STORED RECORDS –
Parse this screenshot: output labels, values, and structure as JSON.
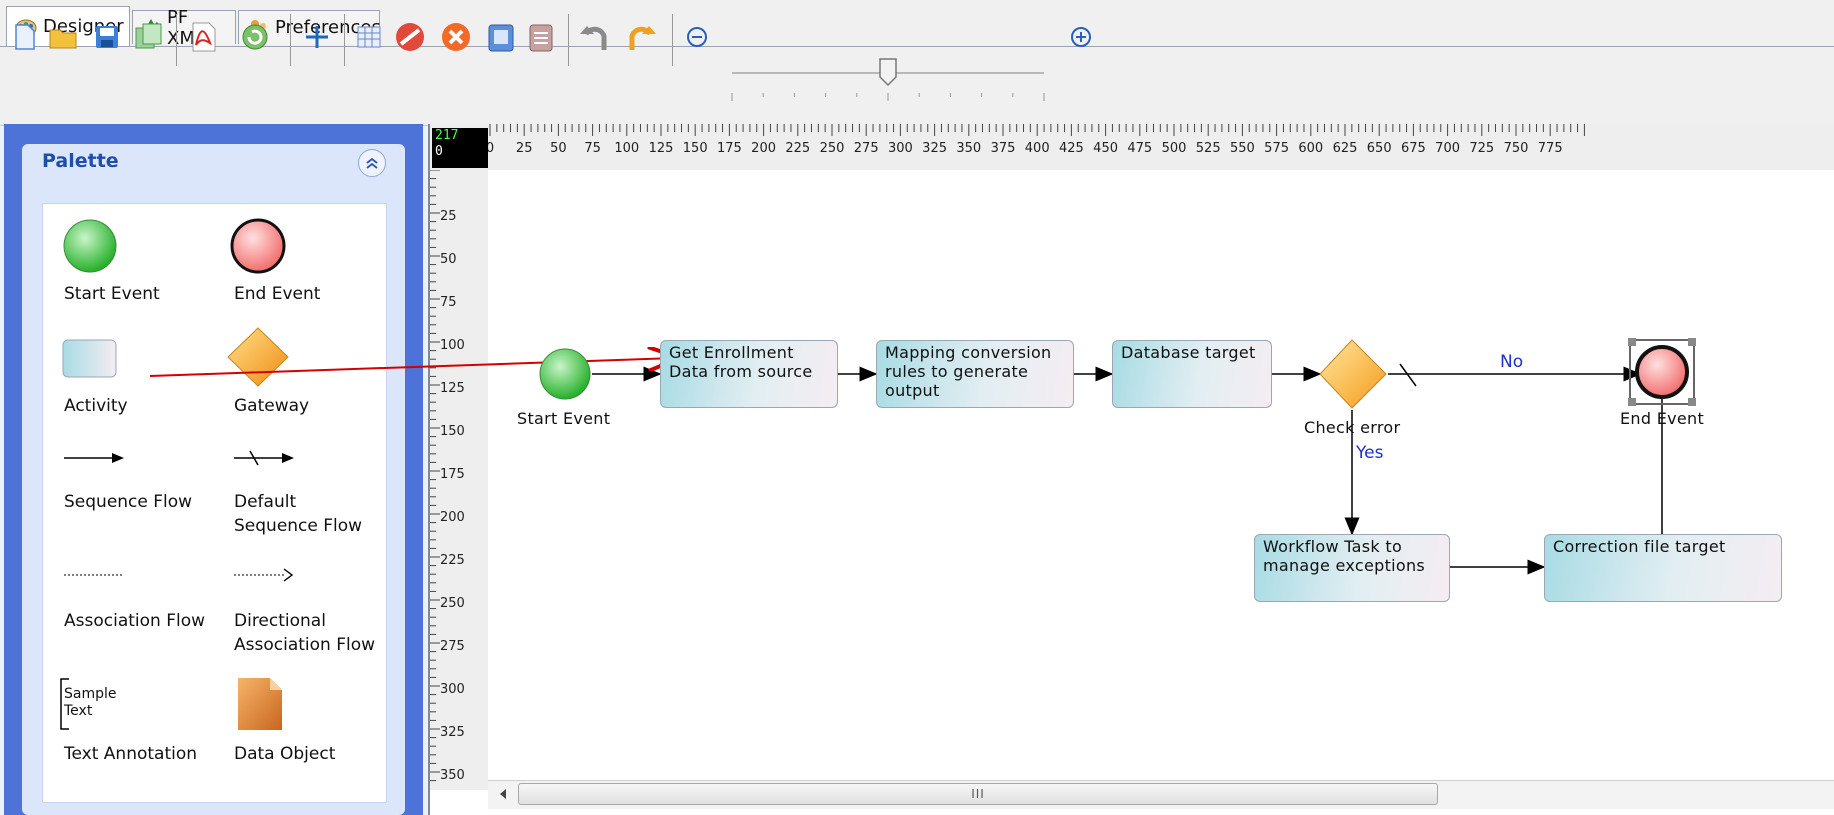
{
  "tabs": [
    {
      "label": "Designer",
      "icon": "palette-icon",
      "active": true
    },
    {
      "label": "PF XML",
      "icon": "xml-icon",
      "active": false
    },
    {
      "label": "Preferences",
      "icon": "preferences-icon",
      "active": false
    }
  ],
  "toolbar": {
    "icons": [
      "new-file-icon",
      "open-folder-icon",
      "save-icon",
      "save-all-icon",
      "pdf-export-icon",
      "refresh-icon",
      "add-icon",
      "grid-icon",
      "stop-icon",
      "delete-icon",
      "copy-icon",
      "paste-icon",
      "undo-icon",
      "redo-icon",
      "zoom-out-icon",
      "zoom-in-icon"
    ],
    "zoom_level": 0.5
  },
  "palette": {
    "title": "Palette",
    "items": [
      {
        "label": "Start Event",
        "icon": "start-event-icon"
      },
      {
        "label": "End Event",
        "icon": "end-event-icon"
      },
      {
        "label": "Activity",
        "icon": "activity-icon"
      },
      {
        "label": "Gateway",
        "icon": "gateway-icon"
      },
      {
        "label": "Sequence Flow",
        "icon": "sequence-flow-icon"
      },
      {
        "label": "Default\nSequence Flow",
        "icon": "default-sequence-flow-icon"
      },
      {
        "label": "Association Flow",
        "icon": "association-flow-icon"
      },
      {
        "label": "Directional\nAssociation Flow",
        "icon": "directional-association-flow-icon"
      },
      {
        "label": "Text Annotation",
        "icon": "text-annotation-icon",
        "sample": "Sample\nText"
      },
      {
        "label": "Data Object",
        "icon": "data-object-icon"
      }
    ]
  },
  "canvas": {
    "coords": {
      "x": "217",
      "y": "0"
    },
    "ruler_x": [
      "0",
      "25",
      "50",
      "75",
      "100",
      "125",
      "150",
      "175",
      "200",
      "225",
      "250",
      "275",
      "300",
      "325",
      "350",
      "375",
      "400",
      "425",
      "450",
      "475",
      "500",
      "525",
      "550",
      "575",
      "600",
      "625",
      "650",
      "675",
      "700",
      "725",
      "750",
      "775"
    ],
    "ruler_y": [
      "25",
      "50",
      "75",
      "100",
      "125",
      "150",
      "175",
      "200",
      "225",
      "250",
      "275",
      "300",
      "325",
      "350"
    ],
    "nodes": {
      "start": "Start Event",
      "get_enrollment": "Get Enrollment\nData from source",
      "mapping": "Mapping conversion\nrules to generate\noutput",
      "database": "Database target",
      "gateway": "Check error",
      "end": "End Event",
      "workflow": "Workflow Task to\nmanage exceptions",
      "correction": "Correction file target"
    },
    "flow_labels": {
      "no": "No",
      "yes": "Yes"
    },
    "scrollbar_grip": "III"
  }
}
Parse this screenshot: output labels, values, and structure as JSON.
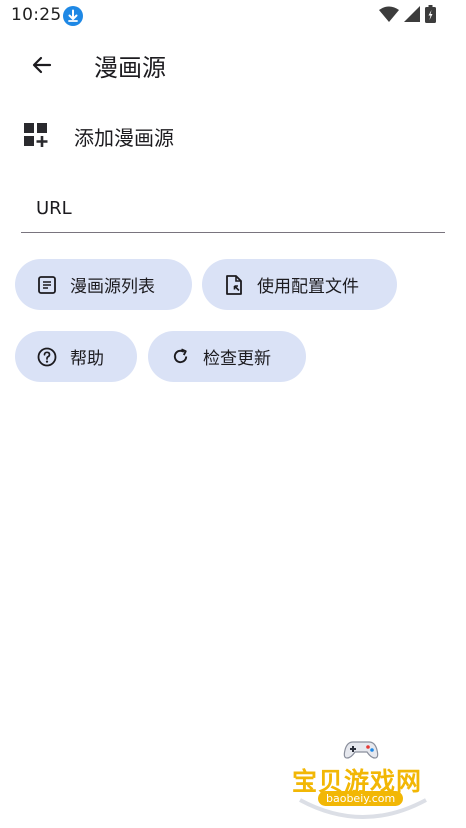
{
  "status_bar": {
    "time": "10:25",
    "icons": [
      "download-icon",
      "wifi-icon",
      "signal-icon",
      "battery-icon"
    ]
  },
  "app_bar": {
    "back_icon": "arrow-back-icon",
    "title": "漫画源"
  },
  "add_source": {
    "icon": "add-grid-icon",
    "label": "添加漫画源"
  },
  "url_input": {
    "placeholder": "URL",
    "value": ""
  },
  "chips": [
    {
      "icon": "list-icon",
      "label": "漫画源列表"
    },
    {
      "icon": "file-import-icon",
      "label": "使用配置文件"
    },
    {
      "icon": "help-icon",
      "label": "帮助"
    },
    {
      "icon": "refresh-icon",
      "label": "检查更新"
    }
  ],
  "watermark": {
    "text": "宝贝游戏网",
    "url": "baobeiy.com"
  },
  "colors": {
    "chip_background": "#dae2f6",
    "text": "#1c1b1f",
    "download_badge": "#1e88e5",
    "watermark": "#f2b705"
  }
}
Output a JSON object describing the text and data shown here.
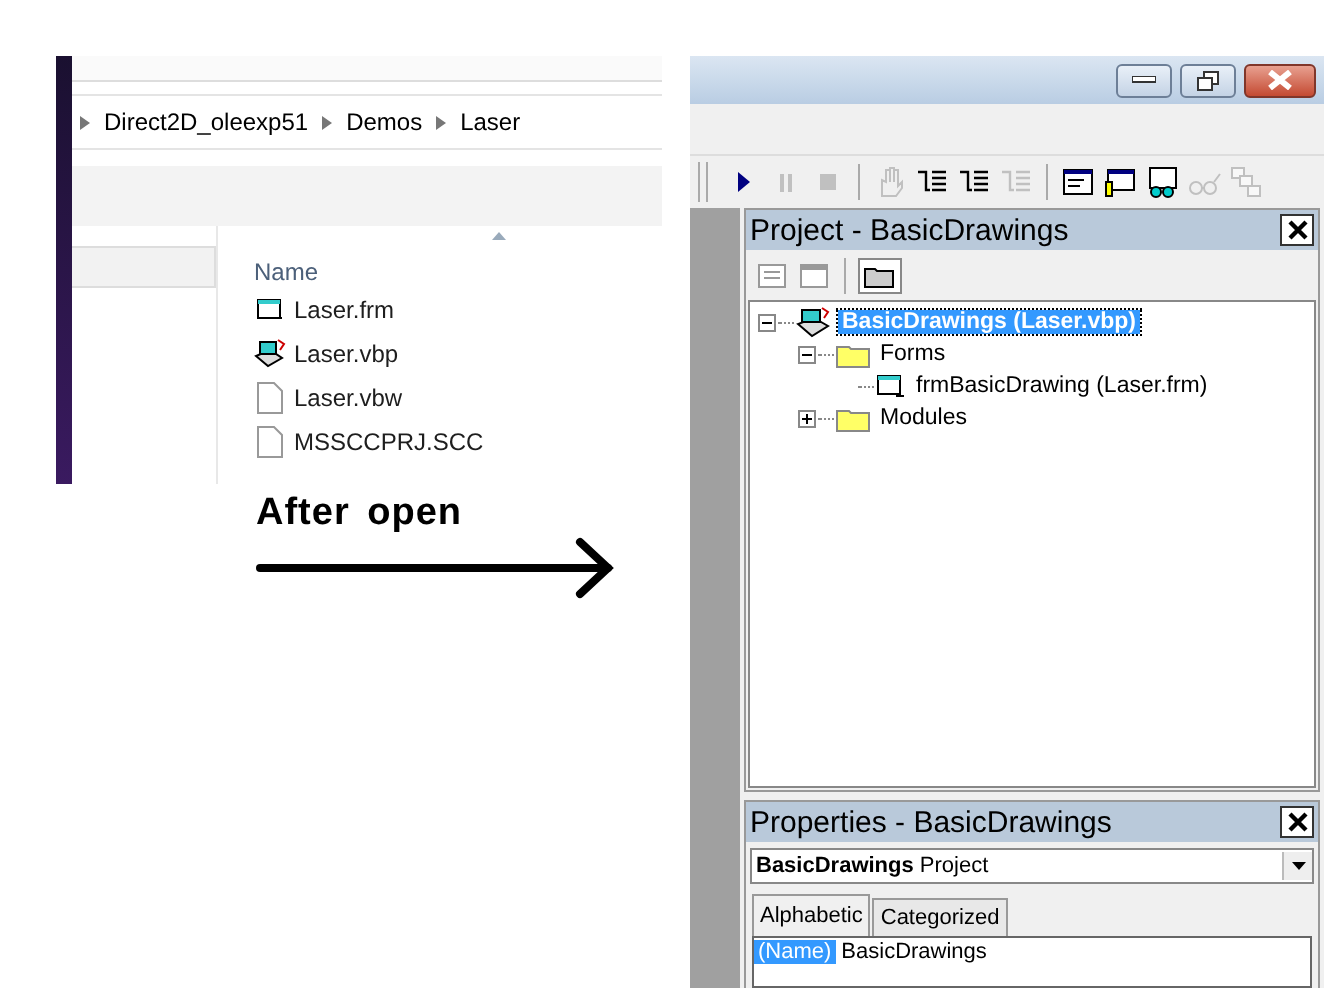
{
  "explorer": {
    "breadcrumb": [
      "Direct2D_oleexp51",
      "Demos",
      "Laser"
    ],
    "column_header": "Name",
    "files": [
      {
        "name": "Laser.frm",
        "kind": "form"
      },
      {
        "name": "Laser.vbp",
        "kind": "project"
      },
      {
        "name": "Laser.vbw",
        "kind": "file"
      },
      {
        "name": "MSSCCPRJ.SCC",
        "kind": "file"
      }
    ]
  },
  "annotation": {
    "caption": "After open"
  },
  "ide": {
    "toolbar": [
      {
        "kind": "run",
        "disabled": false
      },
      {
        "kind": "pause",
        "disabled": true
      },
      {
        "kind": "stop",
        "disabled": true
      },
      {
        "kind": "sep"
      },
      {
        "kind": "hand",
        "disabled": true
      },
      {
        "kind": "step-in",
        "disabled": false
      },
      {
        "kind": "step-over",
        "disabled": false
      },
      {
        "kind": "step-out",
        "disabled": true
      },
      {
        "kind": "sep"
      },
      {
        "kind": "window",
        "disabled": false
      },
      {
        "kind": "props",
        "disabled": false
      },
      {
        "kind": "browser",
        "disabled": false
      },
      {
        "kind": "glasses",
        "disabled": true
      },
      {
        "kind": "stack",
        "disabled": true
      }
    ],
    "project": {
      "title": "Project - BasicDrawings",
      "toggle_folders": true,
      "tree": [
        {
          "label": "BasicDrawings (Laser.vbp)",
          "kind": "project",
          "selected": true,
          "expanded": true,
          "children": [
            {
              "label": "Forms",
              "kind": "folder",
              "selected": false,
              "expanded": true,
              "children": [
                {
                  "label": "frmBasicDrawing (Laser.frm)",
                  "kind": "form",
                  "selected": false
                }
              ]
            },
            {
              "label": "Modules",
              "kind": "folder",
              "selected": false,
              "expanded": false
            }
          ]
        }
      ]
    },
    "properties": {
      "title": "Properties - BasicDrawings",
      "object": "**BasicDrawings** Project",
      "tabs": [
        {
          "label": "Alphabetic",
          "selected": true
        },
        {
          "label": "Categorized",
          "selected": false
        }
      ],
      "rows": [
        {
          "name": "(Name)",
          "value": "BasicDrawings",
          "selected": true
        }
      ]
    }
  }
}
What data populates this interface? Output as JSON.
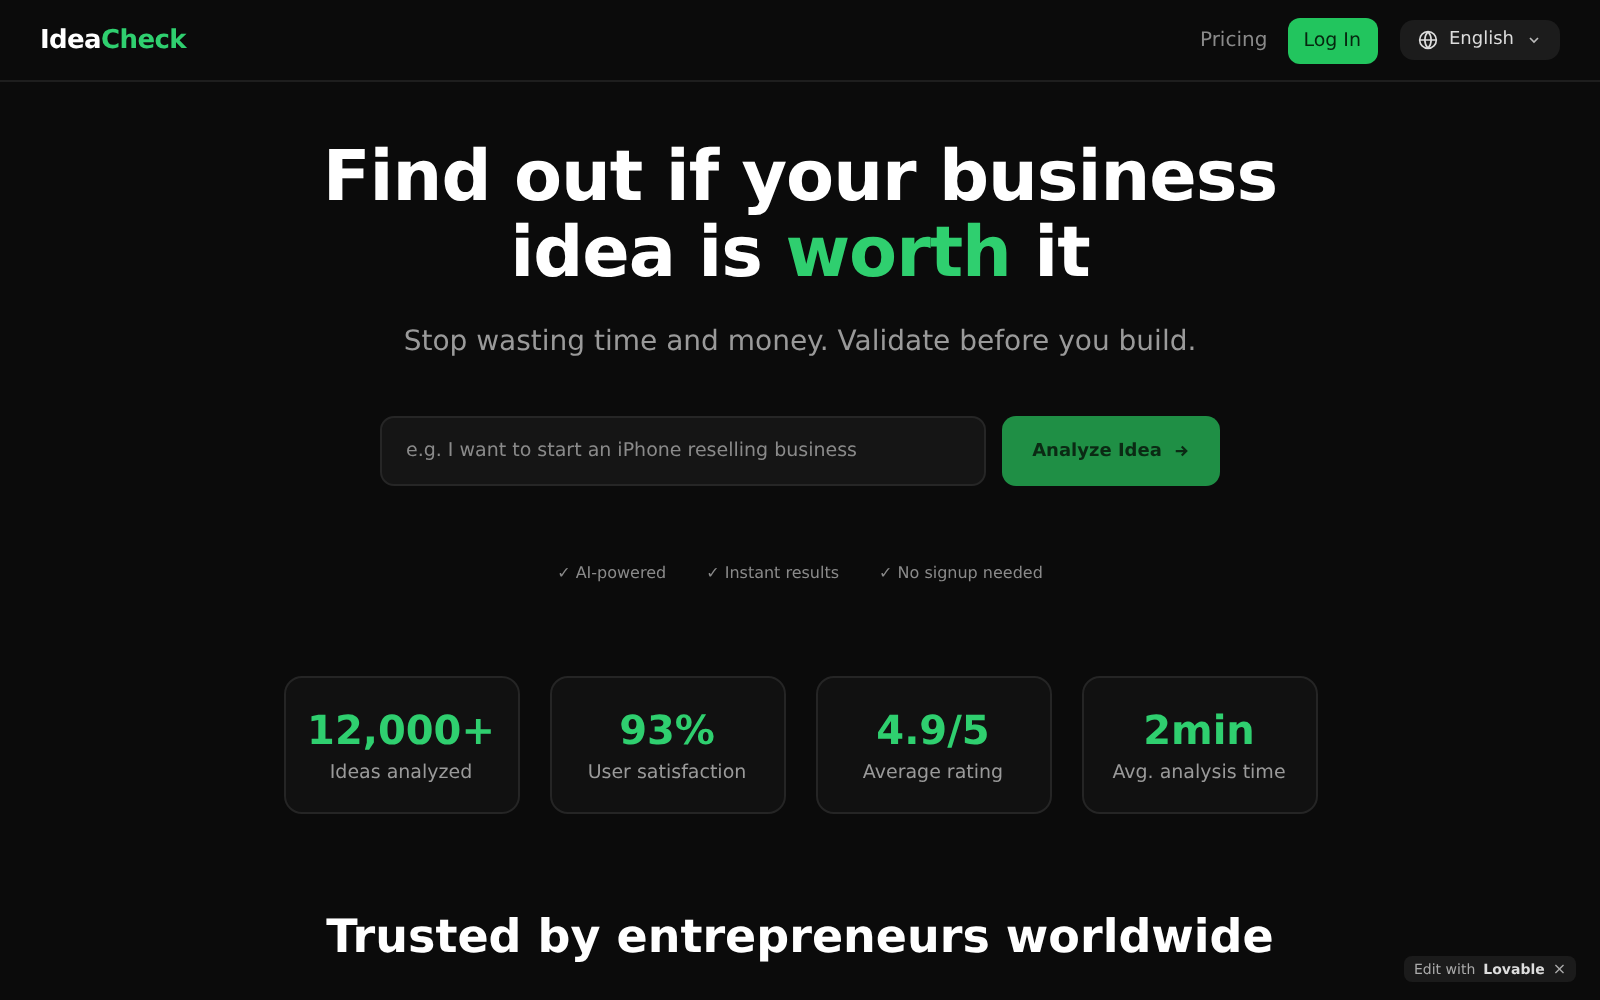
{
  "header": {
    "logo": {
      "first": "Idea",
      "second": "Check"
    },
    "nav": [
      {
        "label": "Pricing",
        "kind": "link"
      },
      {
        "label": "Log In",
        "kind": "button"
      }
    ],
    "language": "English"
  },
  "hero": {
    "title_lines": [
      {
        "text": "Find out if your business"
      },
      {
        "text": "idea is ",
        "highlight": "worth",
        "after": " it"
      }
    ],
    "subtitle": "Stop wasting time and money. Validate before you build.",
    "search": {
      "placeholder": "e.g. I want to start an iPhone reselling business",
      "button": "Analyze Idea"
    },
    "features": [
      "✓ AI-powered",
      "✓ Instant results",
      "✓ No signup needed"
    ]
  },
  "stats": [
    {
      "value": "12,000+",
      "label": "Ideas analyzed"
    },
    {
      "value": "93%",
      "label": "User satisfaction"
    },
    {
      "value": "4.9/5",
      "label": "Average rating"
    },
    {
      "value": "2min",
      "label": "Avg. analysis time"
    }
  ],
  "section_heading": "Trusted by entrepreneurs worldwide",
  "badge": {
    "text": "Edit with",
    "brand": "Lovable",
    "close": "×"
  }
}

EXERCISE DIRECTIONS –
Copy every line above in which the string "time" shows up.

WORKED ANSWER –
    "time": "10:25",
    "subtitle": "Stop wasting time and money. Validate before you build.",
      "label": "Avg. analysis time"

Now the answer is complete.